Tell how many lines in the data below include the word "this". The answer is the number only.

━━━━━━━━━━━━━━━━

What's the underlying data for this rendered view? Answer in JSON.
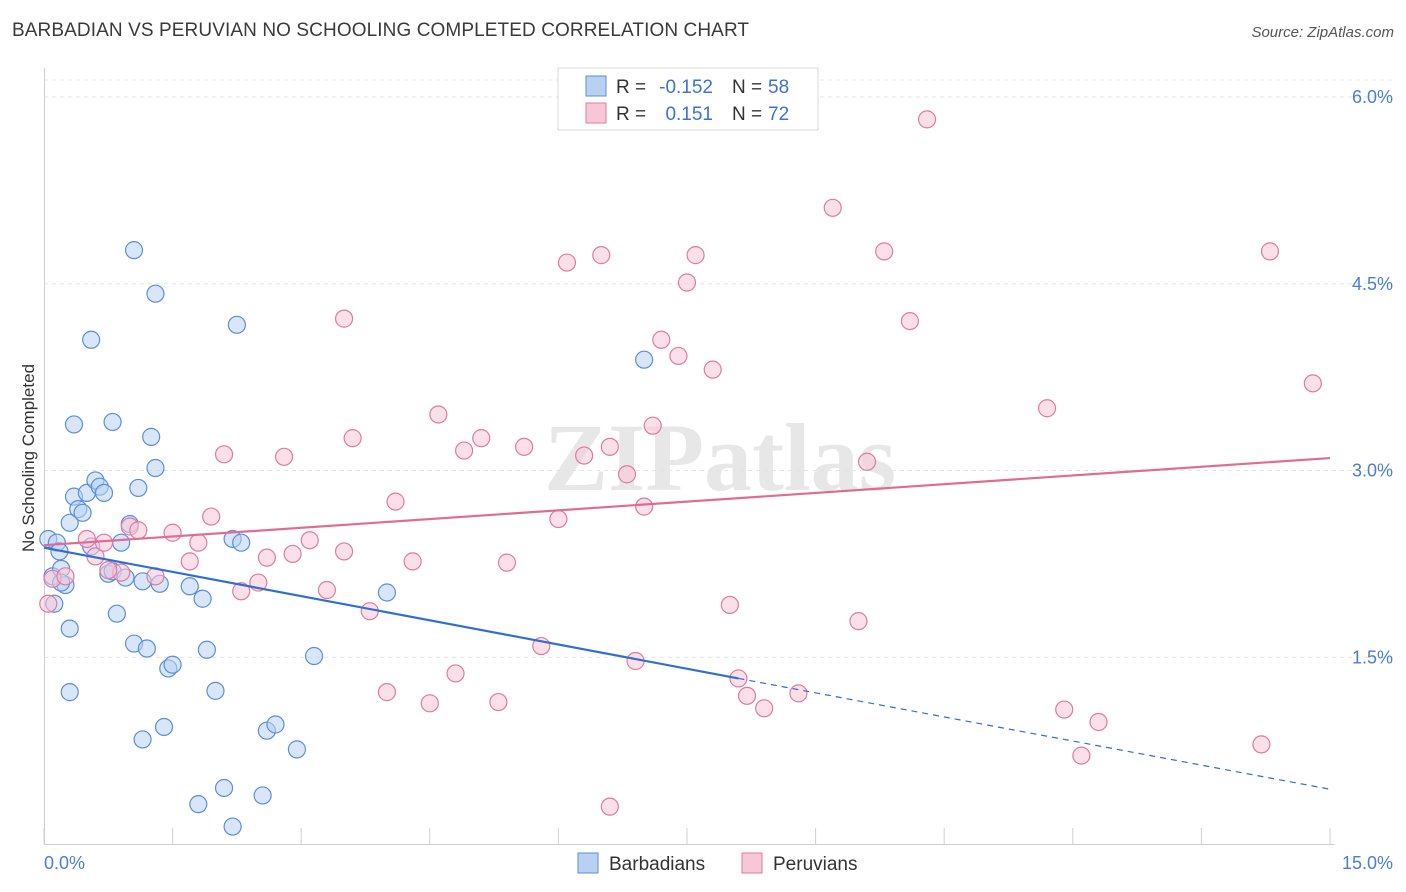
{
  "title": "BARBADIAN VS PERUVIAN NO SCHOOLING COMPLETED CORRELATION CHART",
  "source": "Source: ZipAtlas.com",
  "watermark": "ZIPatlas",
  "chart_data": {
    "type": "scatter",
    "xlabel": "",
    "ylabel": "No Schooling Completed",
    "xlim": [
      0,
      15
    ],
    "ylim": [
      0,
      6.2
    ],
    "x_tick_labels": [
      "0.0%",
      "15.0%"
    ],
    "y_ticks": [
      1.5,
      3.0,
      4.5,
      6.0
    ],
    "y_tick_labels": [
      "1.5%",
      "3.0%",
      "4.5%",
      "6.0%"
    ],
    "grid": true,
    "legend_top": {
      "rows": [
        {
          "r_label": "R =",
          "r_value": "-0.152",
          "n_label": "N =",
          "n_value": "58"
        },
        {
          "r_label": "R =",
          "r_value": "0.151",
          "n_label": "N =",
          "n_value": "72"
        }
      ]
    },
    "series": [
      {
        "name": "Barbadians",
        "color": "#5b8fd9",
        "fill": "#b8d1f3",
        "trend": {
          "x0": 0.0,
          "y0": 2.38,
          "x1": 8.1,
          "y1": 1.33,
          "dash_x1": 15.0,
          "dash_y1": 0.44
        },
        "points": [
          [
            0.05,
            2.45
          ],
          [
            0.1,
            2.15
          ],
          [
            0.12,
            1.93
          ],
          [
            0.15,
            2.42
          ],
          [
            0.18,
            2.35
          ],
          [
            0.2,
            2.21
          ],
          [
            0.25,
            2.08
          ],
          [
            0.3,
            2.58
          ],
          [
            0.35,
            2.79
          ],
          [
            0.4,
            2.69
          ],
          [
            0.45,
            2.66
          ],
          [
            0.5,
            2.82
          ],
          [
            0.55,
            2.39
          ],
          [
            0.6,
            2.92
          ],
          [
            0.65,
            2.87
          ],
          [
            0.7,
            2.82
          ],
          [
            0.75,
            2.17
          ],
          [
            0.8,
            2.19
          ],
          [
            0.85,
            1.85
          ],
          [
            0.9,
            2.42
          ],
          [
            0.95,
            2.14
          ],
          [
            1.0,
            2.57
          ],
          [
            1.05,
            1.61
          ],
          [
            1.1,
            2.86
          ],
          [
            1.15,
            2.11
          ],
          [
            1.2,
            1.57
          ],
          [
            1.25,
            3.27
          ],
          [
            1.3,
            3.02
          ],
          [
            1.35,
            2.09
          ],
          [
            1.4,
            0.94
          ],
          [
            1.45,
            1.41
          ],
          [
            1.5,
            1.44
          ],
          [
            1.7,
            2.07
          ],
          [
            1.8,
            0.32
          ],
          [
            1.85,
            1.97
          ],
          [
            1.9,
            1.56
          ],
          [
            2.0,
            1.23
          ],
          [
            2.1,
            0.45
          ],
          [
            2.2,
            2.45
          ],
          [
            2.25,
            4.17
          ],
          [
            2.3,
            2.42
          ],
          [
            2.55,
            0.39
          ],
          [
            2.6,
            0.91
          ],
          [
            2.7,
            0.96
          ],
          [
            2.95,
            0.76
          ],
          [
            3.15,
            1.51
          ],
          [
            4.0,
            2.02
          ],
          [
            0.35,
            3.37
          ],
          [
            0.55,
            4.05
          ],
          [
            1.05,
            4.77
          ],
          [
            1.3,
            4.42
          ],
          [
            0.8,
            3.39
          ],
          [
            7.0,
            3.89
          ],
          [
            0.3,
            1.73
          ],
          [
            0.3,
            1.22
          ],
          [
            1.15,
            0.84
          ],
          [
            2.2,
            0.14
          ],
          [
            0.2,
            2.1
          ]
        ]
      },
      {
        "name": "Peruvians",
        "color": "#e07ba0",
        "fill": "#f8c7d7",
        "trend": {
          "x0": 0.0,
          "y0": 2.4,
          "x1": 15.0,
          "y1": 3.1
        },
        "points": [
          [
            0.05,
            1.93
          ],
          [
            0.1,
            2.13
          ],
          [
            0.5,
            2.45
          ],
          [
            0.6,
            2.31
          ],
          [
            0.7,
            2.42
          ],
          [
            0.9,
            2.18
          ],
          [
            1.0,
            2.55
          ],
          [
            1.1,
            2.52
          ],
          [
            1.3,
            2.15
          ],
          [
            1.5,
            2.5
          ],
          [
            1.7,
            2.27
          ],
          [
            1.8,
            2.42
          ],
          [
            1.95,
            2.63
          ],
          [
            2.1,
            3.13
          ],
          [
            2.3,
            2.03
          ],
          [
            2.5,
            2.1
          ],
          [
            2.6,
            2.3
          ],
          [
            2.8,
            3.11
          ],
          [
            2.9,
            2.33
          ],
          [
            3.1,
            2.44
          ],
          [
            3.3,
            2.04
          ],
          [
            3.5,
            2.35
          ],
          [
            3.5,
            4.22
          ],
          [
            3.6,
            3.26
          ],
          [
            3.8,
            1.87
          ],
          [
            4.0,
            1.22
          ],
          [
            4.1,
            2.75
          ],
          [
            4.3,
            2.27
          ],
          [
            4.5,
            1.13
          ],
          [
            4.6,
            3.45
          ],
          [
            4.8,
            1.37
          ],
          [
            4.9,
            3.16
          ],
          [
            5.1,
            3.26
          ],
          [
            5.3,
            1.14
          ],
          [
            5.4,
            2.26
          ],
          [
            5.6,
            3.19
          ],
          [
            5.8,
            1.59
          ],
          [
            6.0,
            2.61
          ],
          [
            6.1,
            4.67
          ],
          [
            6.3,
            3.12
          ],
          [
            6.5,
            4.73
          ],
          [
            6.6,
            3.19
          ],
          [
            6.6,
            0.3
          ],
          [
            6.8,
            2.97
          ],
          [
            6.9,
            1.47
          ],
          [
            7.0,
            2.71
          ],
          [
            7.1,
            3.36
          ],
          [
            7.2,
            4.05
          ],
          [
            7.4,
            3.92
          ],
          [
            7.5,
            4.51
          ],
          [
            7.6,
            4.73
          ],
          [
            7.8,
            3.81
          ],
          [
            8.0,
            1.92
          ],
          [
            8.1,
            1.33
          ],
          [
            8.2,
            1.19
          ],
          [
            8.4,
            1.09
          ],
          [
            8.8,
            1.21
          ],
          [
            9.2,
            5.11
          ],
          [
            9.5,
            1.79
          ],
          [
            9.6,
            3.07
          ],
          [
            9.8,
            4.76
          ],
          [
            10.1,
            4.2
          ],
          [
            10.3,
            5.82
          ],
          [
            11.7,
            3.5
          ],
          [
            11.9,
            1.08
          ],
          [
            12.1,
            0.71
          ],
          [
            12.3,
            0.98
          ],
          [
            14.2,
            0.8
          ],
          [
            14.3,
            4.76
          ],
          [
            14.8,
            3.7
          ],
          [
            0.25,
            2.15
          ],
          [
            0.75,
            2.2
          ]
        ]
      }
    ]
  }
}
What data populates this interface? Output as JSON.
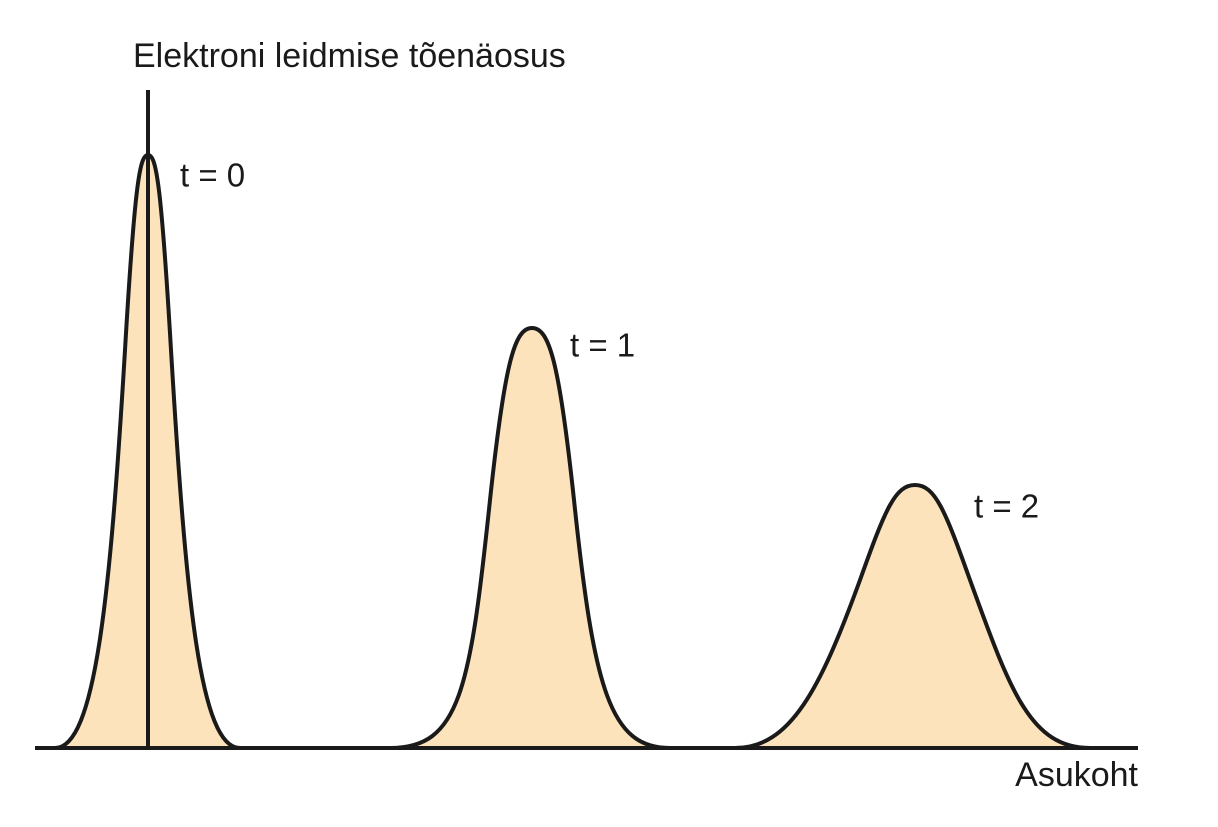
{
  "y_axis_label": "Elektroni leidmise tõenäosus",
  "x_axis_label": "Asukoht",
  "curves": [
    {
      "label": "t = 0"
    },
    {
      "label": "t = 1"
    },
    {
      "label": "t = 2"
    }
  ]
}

━━━━━━━━━━━━━━━━

_Completed task_
2